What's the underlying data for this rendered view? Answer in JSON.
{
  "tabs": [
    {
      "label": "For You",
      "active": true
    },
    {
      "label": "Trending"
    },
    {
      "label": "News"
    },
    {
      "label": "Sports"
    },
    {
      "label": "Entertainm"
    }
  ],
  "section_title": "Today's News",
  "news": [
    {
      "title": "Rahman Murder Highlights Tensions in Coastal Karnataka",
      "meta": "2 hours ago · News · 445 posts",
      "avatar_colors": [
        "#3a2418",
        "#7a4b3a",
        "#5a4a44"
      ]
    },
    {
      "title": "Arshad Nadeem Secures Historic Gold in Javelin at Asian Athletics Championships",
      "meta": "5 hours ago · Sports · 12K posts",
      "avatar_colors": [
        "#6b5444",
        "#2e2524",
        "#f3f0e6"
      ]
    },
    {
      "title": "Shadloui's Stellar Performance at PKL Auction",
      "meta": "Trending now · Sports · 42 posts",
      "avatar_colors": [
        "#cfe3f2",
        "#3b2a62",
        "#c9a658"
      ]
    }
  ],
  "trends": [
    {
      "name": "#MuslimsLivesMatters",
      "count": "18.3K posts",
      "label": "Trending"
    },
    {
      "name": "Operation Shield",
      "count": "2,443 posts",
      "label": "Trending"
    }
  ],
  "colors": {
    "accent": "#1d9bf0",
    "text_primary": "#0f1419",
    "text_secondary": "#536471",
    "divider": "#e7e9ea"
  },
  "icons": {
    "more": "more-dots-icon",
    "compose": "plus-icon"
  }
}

**OBJECTIVE**
Search the data for "posts". Copy every line that has it.

**CORRECT RESULT**
      "meta": "2 hours ago · News · 445 posts",
      "meta": "5 hours ago · Sports · 12K posts",
      "meta": "Trending now · Sports · 42 posts",
      "count": "18.3K posts",
      "count": "2,443 posts",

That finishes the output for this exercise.